**Exercise objective**
Copy each line where the word "from" occurs.

>> start Supplied material

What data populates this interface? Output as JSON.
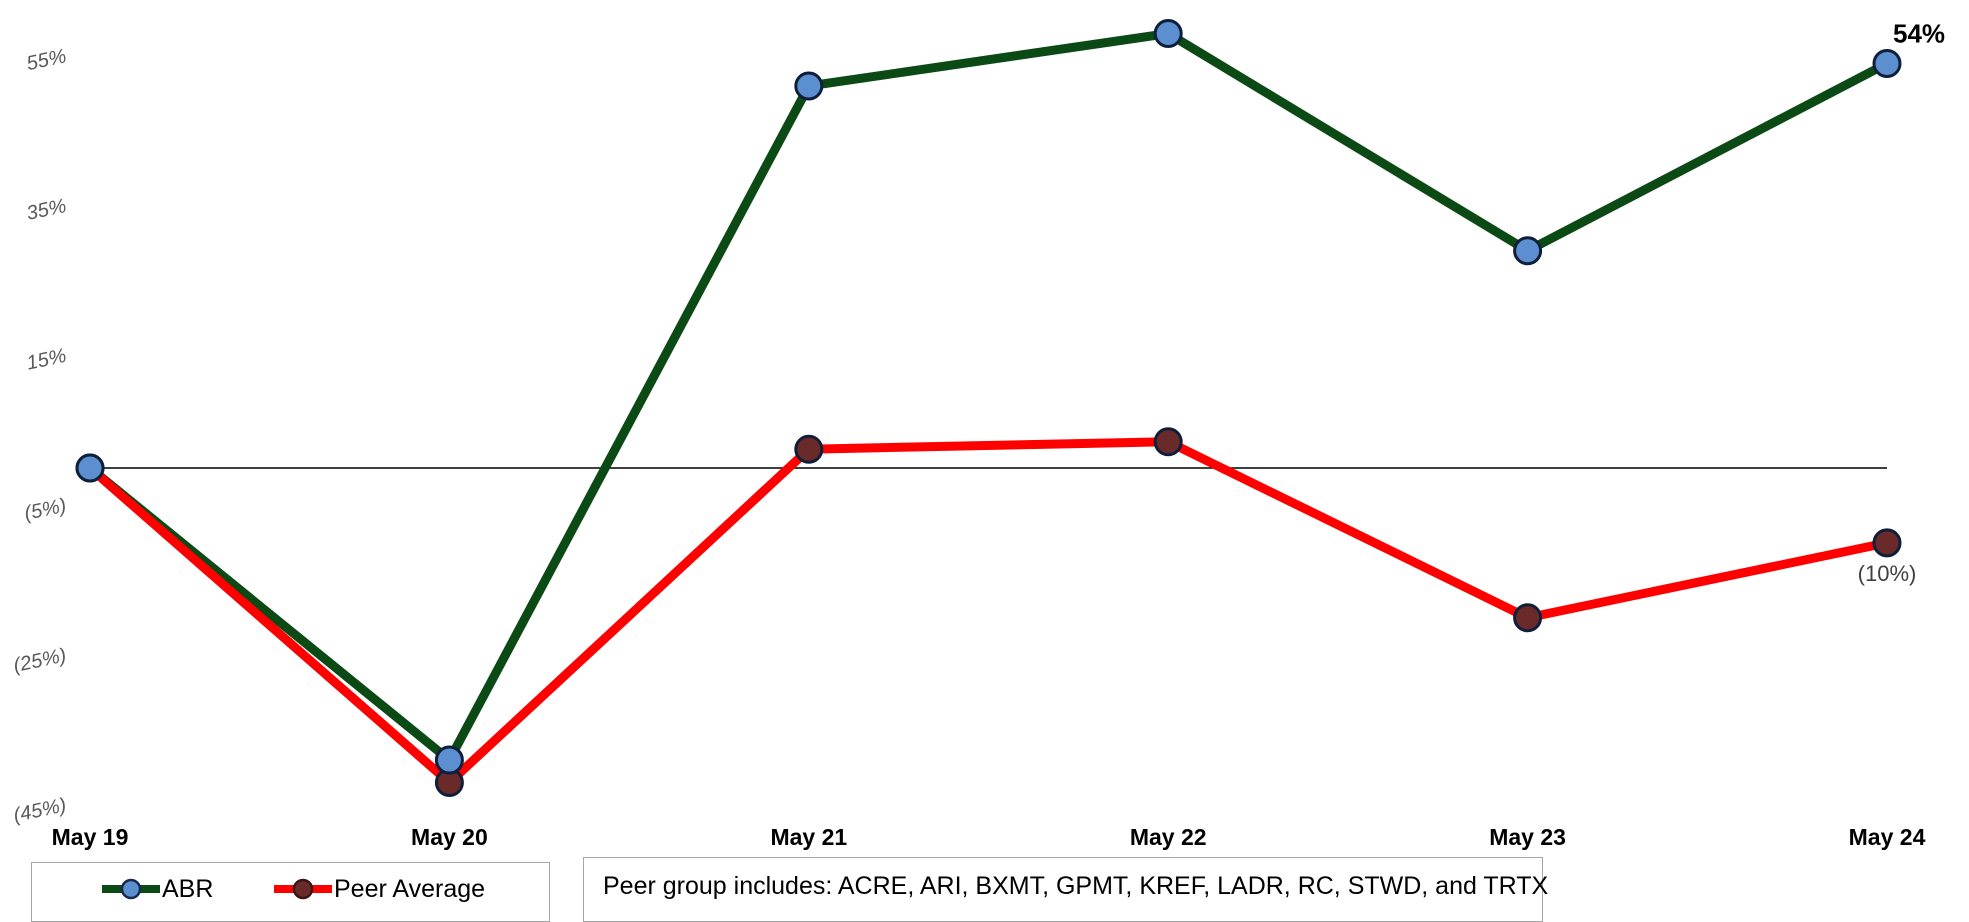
{
  "chart_data": {
    "type": "line",
    "title": "",
    "xlabel": "",
    "ylabel": "",
    "categories": [
      "May 19",
      "May 20",
      "May 21",
      "May 22",
      "May 23",
      "May 24"
    ],
    "ylim": [
      -45,
      60
    ],
    "yticks": [
      55,
      35,
      15,
      -5,
      -25,
      -45
    ],
    "ytick_labels": [
      "55%",
      "35%",
      "15%",
      "(5%)",
      "(25%)",
      "(45%)"
    ],
    "baseline": 0,
    "series": [
      {
        "name": "ABR",
        "values": [
          0,
          -39,
          51,
          58,
          29,
          54
        ],
        "color": "#0b4a14",
        "marker_color": "#5b8fd0"
      },
      {
        "name": "Peer Average",
        "values": [
          0,
          -42,
          2.5,
          3.5,
          -20,
          -10
        ],
        "color": "#ff0000",
        "marker_color": "#6b2a2a"
      }
    ],
    "end_labels": [
      {
        "series": "ABR",
        "text": "54%"
      },
      {
        "series": "Peer Average",
        "text": "(10%)"
      }
    ],
    "legend": {
      "placement": "bottom-left"
    }
  },
  "note": {
    "text": "Peer group includes:  ACRE, ARI, BXMT, GPMT, KREF, LADR, RC, STWD, and TRTX"
  }
}
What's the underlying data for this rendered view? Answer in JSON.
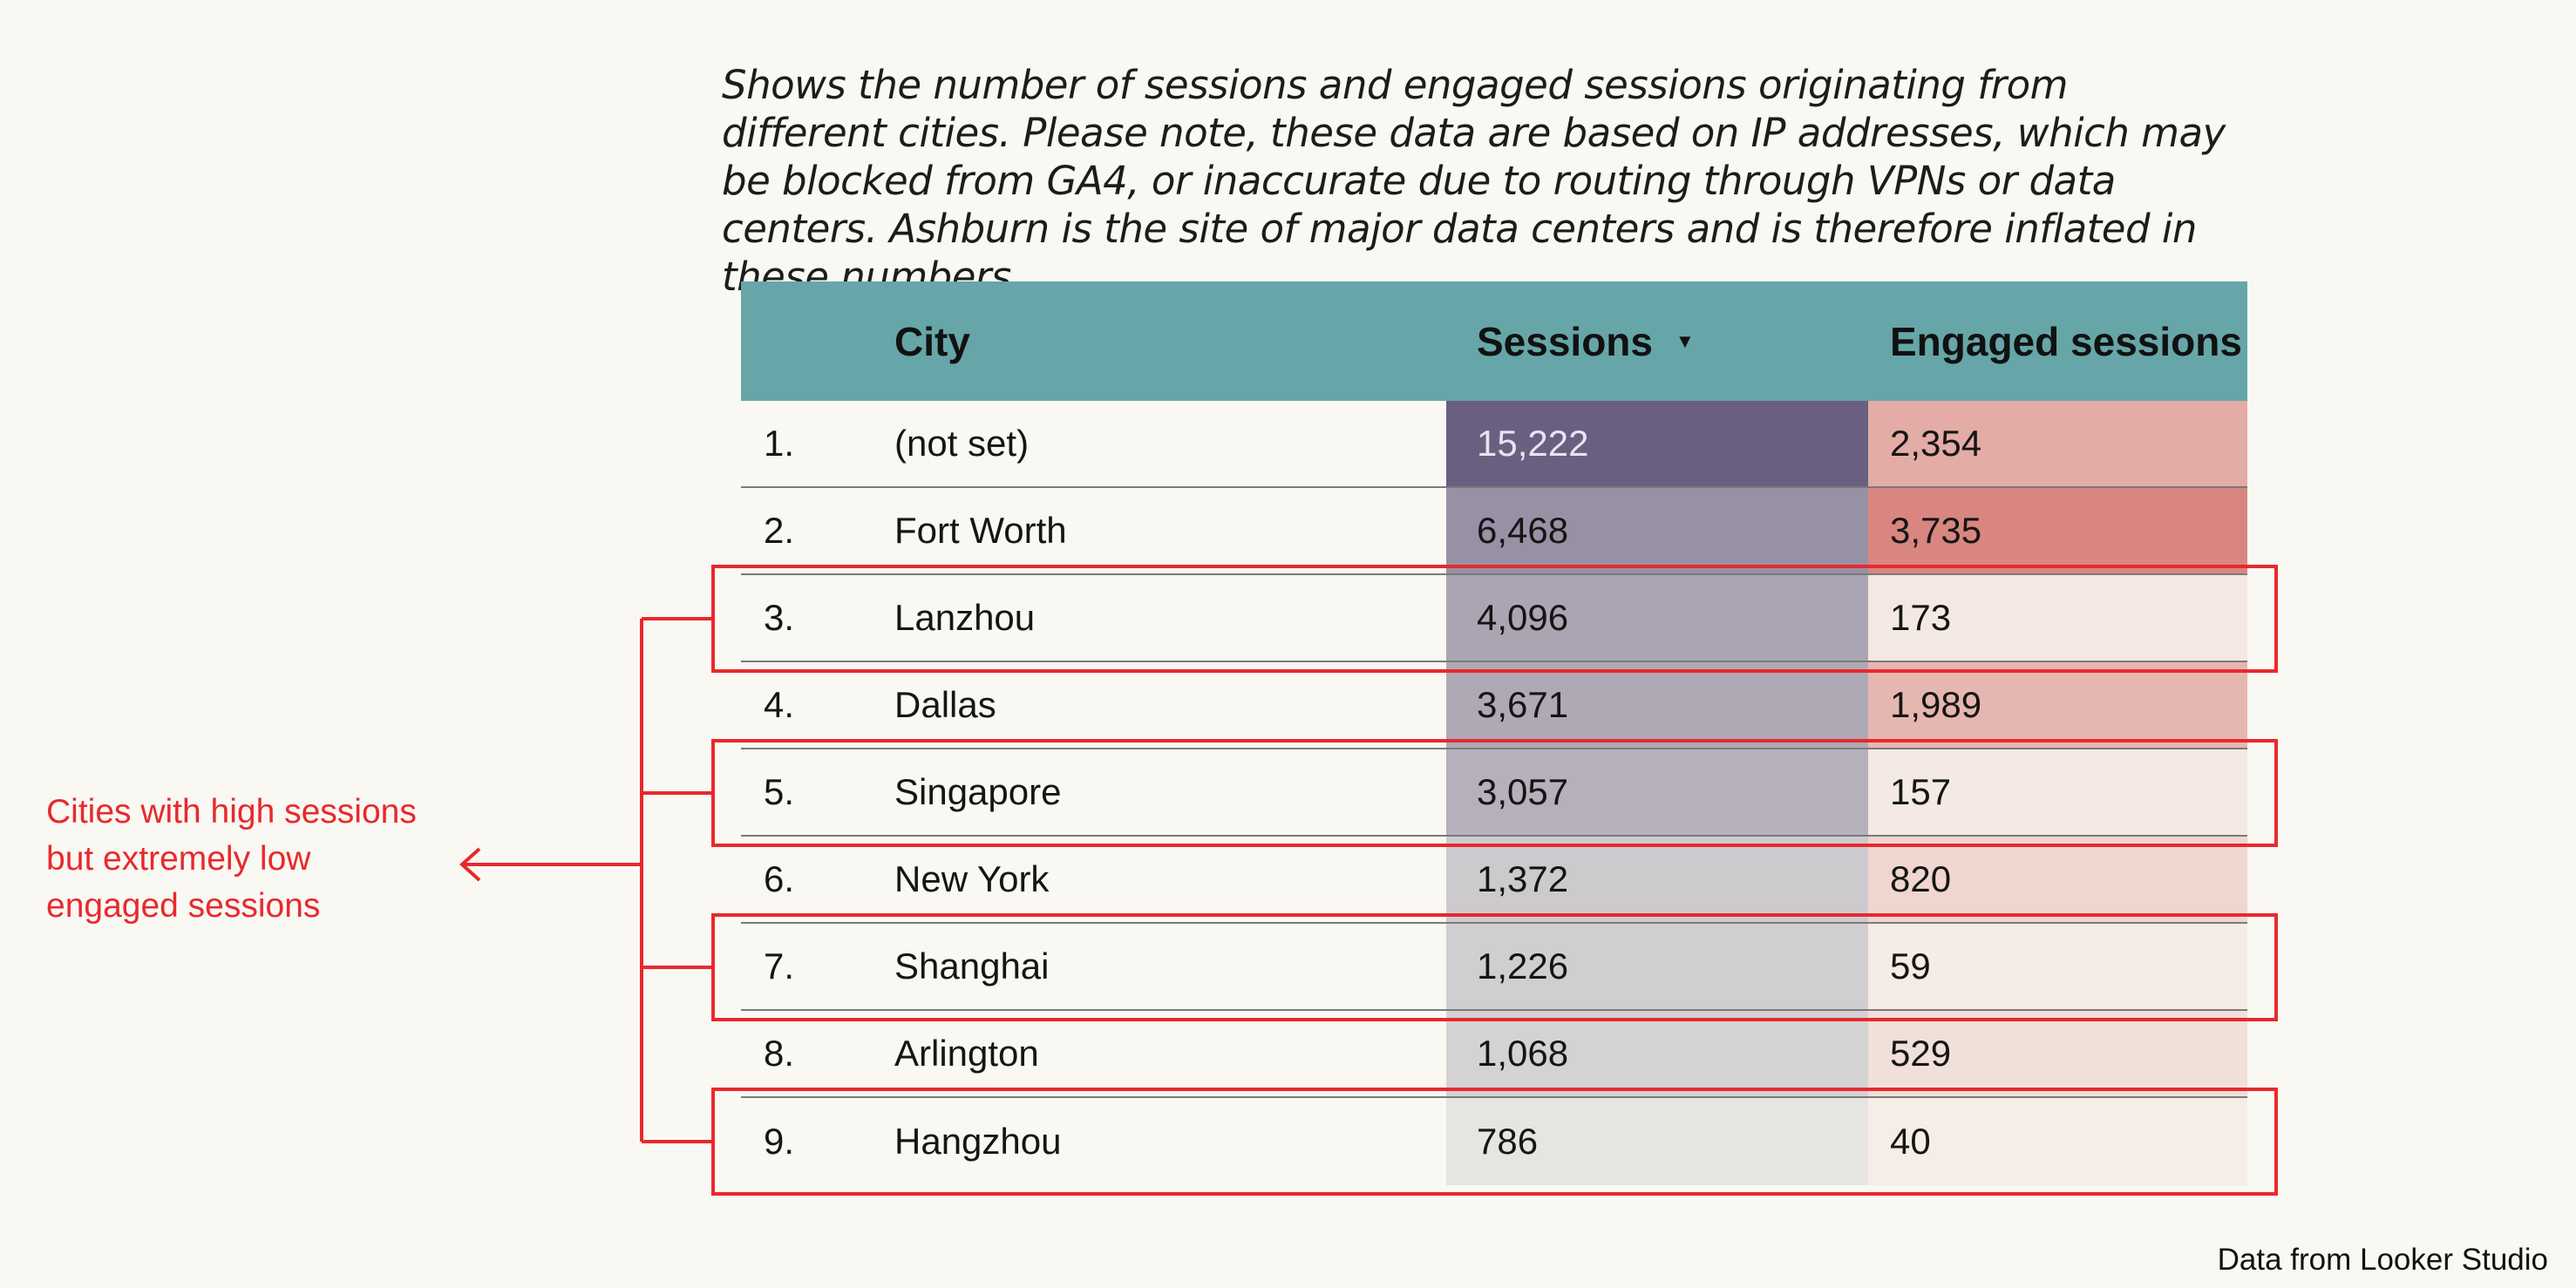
{
  "description": "Shows the number of sessions and engaged sessions originating from different cities. Please note, these data are based on IP addresses, which may be blocked from GA4, or inaccurate due to routing through VPNs or data centers. Ashburn is the site of major data centers and is therefore inflated in these numbers.",
  "table": {
    "headers": {
      "city": "City",
      "sessions": "Sessions",
      "sort_icon": "sort-descending-icon",
      "engaged": "Engaged sessions"
    },
    "rows": [
      {
        "num": "1.",
        "city": "(not set)",
        "sessions": "15,222",
        "engaged": "2,354",
        "highlighted": false
      },
      {
        "num": "2.",
        "city": "Fort Worth",
        "sessions": "6,468",
        "engaged": "3,735",
        "highlighted": false
      },
      {
        "num": "3.",
        "city": "Lanzhou",
        "sessions": "4,096",
        "engaged": "173",
        "highlighted": true
      },
      {
        "num": "4.",
        "city": "Dallas",
        "sessions": "3,671",
        "engaged": "1,989",
        "highlighted": false
      },
      {
        "num": "5.",
        "city": "Singapore",
        "sessions": "3,057",
        "engaged": "157",
        "highlighted": true
      },
      {
        "num": "6.",
        "city": "New York",
        "sessions": "1,372",
        "engaged": "820",
        "highlighted": false
      },
      {
        "num": "7.",
        "city": "Shanghai",
        "sessions": "1,226",
        "engaged": "59",
        "highlighted": true
      },
      {
        "num": "8.",
        "city": "Arlington",
        "sessions": "1,068",
        "engaged": "529",
        "highlighted": false
      },
      {
        "num": "9.",
        "city": "Hangzhou",
        "sessions": "786",
        "engaged": "40",
        "highlighted": true
      }
    ]
  },
  "annotation": "Cities with high sessions but extremely low engaged sessions",
  "footer": "Data from Looker Studio",
  "colors": {
    "header_bg": "#66a6a8",
    "sessions_heat_high": "#6a5f80",
    "sessions_heat_low": "#e6e5e2",
    "engaged_heat_high": "#d98680",
    "engaged_heat_low": "#f5ede6",
    "annotation": "#e8292d"
  },
  "chart_data": {
    "type": "table",
    "columns": [
      "City",
      "Sessions",
      "Engaged sessions"
    ],
    "categories": [
      "(not set)",
      "Fort Worth",
      "Lanzhou",
      "Dallas",
      "Singapore",
      "New York",
      "Shanghai",
      "Arlington",
      "Hangzhou"
    ],
    "series": [
      {
        "name": "Sessions",
        "values": [
          15222,
          6468,
          4096,
          3671,
          3057,
          1372,
          1226,
          1068,
          786
        ]
      },
      {
        "name": "Engaged sessions",
        "values": [
          2354,
          3735,
          173,
          1989,
          157,
          820,
          59,
          529,
          40
        ]
      }
    ],
    "sort": "Sessions descending"
  }
}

>> end Supplied material

**Answer to the task**
  "description": "Shows the number of sessions and engaged sessions originating from different cities. Please note, these data are based on IP addresses, which may be blocked from GA4, or inaccurate due to routing through VPNs or data centers. Ashburn is the site of major data centers and is therefore inflated in these numbers.",
  "footer": "Data from Looker Studio",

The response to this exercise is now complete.